■ **YOUR OBJECTIVE**: Copy all lines that contain the word "track".

----- RECORDS FOR THIS TASK -----

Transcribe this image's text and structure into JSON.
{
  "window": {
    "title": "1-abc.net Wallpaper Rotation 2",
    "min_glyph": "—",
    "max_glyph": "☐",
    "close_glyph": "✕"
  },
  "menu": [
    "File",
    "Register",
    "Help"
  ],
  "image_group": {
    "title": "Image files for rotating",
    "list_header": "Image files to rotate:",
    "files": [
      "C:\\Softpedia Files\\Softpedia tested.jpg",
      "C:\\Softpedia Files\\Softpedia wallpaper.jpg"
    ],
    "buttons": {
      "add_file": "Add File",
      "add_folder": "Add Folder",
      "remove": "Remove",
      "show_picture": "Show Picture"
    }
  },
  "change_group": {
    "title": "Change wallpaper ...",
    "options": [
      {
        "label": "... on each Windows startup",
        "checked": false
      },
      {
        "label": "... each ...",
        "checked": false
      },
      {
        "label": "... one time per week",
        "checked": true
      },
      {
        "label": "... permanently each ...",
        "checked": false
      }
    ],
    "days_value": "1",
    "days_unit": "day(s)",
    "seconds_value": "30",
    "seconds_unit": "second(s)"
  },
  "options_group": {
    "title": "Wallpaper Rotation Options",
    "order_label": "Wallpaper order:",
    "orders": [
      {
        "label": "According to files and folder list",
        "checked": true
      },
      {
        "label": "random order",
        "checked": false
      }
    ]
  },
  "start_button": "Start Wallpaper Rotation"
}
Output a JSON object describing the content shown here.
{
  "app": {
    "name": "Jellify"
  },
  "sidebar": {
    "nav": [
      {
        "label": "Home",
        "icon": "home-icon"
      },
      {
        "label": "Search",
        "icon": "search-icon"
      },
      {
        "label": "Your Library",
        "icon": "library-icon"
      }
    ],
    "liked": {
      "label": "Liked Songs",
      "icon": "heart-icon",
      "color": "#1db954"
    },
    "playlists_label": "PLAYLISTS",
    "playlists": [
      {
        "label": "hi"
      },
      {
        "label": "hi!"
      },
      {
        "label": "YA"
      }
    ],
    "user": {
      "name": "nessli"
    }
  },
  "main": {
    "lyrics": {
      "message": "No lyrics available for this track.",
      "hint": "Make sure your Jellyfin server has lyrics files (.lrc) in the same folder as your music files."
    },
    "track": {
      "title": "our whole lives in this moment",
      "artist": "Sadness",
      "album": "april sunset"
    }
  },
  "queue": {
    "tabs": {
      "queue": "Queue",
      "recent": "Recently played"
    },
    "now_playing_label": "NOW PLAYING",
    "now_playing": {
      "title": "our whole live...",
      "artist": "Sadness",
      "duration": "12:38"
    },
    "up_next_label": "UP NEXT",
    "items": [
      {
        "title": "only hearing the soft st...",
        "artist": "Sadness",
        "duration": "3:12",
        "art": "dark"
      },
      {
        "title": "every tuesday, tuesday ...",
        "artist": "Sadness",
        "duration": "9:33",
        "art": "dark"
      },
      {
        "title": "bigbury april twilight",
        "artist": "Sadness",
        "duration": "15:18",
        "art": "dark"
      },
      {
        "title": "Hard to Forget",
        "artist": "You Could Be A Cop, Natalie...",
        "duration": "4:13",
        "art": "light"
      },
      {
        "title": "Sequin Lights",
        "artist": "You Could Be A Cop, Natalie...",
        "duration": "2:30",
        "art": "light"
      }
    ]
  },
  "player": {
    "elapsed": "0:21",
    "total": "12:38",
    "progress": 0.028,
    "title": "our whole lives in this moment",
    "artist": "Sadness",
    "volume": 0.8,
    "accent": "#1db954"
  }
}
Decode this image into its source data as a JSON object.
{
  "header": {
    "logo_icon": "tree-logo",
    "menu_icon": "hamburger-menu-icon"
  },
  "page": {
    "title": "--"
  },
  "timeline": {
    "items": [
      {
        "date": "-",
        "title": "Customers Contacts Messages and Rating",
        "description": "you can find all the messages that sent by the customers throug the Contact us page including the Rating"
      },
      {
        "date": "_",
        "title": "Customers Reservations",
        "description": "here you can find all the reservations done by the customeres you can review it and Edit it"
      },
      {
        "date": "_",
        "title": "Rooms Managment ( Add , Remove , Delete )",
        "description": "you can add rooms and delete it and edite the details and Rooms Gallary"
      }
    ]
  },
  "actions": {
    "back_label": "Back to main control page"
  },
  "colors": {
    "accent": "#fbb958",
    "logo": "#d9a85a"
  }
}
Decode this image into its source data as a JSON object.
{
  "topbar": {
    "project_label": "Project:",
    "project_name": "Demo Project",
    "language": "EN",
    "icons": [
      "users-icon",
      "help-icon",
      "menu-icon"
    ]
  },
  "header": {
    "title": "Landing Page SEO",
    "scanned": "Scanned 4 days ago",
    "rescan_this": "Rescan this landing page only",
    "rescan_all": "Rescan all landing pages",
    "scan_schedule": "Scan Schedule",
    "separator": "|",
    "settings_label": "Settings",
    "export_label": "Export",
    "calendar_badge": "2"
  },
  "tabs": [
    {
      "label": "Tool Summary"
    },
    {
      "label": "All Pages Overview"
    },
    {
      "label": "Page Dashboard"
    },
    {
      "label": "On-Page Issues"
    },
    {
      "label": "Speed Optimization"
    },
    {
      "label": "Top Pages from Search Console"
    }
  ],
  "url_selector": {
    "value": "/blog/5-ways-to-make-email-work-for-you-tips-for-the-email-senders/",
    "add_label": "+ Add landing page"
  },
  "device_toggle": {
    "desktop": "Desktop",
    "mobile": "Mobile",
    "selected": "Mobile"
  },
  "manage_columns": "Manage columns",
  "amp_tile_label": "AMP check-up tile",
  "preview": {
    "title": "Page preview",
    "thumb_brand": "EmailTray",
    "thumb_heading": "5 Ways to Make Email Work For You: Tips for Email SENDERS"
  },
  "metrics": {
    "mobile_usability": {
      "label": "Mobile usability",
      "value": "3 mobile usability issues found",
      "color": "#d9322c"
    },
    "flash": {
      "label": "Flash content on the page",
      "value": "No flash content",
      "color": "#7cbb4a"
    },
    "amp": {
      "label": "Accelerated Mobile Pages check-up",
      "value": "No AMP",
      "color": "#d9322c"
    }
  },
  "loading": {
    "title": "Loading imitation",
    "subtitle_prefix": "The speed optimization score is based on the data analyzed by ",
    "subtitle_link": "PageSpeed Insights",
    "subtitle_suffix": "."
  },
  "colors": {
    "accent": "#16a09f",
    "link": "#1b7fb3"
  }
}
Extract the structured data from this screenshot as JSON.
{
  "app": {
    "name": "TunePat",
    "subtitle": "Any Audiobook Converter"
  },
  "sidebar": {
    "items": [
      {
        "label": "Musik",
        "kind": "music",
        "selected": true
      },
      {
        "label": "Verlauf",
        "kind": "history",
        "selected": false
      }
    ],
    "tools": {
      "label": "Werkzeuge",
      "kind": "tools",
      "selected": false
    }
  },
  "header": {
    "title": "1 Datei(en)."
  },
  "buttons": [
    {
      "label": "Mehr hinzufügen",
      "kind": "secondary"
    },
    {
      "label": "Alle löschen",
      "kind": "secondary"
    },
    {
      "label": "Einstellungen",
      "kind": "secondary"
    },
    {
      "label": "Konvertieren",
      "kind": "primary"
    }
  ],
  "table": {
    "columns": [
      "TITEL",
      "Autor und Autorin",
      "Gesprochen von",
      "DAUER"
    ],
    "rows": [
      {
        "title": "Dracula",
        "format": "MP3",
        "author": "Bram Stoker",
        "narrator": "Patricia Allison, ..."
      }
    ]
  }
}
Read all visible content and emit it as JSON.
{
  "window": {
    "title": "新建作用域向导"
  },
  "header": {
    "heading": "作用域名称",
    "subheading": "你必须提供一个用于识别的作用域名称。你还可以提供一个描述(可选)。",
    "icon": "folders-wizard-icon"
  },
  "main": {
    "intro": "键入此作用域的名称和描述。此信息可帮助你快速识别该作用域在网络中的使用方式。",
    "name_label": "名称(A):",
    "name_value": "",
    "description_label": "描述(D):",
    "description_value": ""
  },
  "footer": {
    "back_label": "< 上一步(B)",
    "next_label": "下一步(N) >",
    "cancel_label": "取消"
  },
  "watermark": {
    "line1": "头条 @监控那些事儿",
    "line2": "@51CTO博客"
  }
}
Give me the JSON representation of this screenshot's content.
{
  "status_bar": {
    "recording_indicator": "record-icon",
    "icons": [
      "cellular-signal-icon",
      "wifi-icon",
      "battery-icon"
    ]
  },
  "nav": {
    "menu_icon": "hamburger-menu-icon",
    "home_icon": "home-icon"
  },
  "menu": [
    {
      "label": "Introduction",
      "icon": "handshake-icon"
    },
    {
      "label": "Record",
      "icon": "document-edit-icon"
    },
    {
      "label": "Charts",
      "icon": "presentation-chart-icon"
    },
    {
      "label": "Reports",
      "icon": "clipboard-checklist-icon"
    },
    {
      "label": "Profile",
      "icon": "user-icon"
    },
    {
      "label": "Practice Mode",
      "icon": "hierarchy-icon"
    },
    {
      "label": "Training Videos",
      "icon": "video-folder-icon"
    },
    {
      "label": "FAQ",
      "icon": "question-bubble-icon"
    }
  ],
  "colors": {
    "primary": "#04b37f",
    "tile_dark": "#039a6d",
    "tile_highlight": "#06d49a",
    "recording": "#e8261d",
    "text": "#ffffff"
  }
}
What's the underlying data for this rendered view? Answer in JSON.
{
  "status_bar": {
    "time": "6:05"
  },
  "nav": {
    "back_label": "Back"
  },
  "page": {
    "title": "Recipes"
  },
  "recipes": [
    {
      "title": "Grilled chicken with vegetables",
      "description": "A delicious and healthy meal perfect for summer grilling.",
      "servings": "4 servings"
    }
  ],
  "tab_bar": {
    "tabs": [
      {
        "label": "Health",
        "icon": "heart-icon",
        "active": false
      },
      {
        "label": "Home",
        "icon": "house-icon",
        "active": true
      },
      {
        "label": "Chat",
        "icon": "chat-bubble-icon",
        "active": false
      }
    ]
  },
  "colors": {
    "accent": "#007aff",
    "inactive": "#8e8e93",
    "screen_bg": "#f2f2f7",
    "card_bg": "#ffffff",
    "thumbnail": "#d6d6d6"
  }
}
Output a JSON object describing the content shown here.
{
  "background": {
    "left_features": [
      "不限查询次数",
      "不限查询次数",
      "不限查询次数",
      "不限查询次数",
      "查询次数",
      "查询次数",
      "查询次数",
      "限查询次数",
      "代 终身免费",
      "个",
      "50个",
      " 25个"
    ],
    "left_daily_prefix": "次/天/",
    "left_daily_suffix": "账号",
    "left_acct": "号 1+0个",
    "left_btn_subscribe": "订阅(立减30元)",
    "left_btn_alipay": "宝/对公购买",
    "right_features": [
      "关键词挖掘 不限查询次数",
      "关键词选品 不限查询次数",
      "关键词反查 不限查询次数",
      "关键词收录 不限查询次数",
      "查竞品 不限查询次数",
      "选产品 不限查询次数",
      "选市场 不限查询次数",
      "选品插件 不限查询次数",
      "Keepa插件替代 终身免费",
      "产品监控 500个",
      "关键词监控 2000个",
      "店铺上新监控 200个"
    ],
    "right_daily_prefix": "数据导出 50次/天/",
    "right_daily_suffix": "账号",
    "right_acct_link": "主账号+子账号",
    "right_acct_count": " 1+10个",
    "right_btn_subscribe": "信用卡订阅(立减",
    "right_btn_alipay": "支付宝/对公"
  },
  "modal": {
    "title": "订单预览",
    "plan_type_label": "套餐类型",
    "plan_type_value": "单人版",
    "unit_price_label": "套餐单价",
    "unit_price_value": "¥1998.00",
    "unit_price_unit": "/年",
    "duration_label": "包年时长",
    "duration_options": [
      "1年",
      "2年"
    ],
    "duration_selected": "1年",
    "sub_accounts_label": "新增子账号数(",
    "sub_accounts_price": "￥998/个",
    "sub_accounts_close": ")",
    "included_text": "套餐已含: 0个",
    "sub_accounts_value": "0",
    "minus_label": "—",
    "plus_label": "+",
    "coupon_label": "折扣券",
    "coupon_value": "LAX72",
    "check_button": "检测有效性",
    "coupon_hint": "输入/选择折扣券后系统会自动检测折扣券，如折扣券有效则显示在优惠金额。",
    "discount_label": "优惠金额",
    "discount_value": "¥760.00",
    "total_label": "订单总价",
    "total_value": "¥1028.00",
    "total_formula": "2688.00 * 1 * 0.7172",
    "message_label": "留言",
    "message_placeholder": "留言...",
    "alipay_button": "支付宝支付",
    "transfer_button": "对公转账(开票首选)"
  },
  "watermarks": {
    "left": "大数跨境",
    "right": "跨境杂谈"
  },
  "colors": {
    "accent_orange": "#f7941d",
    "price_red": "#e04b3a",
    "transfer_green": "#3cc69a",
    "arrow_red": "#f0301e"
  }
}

-----

■ **TASK ANSWER**:
      "message": "No lyrics available for this track.",
    "track": {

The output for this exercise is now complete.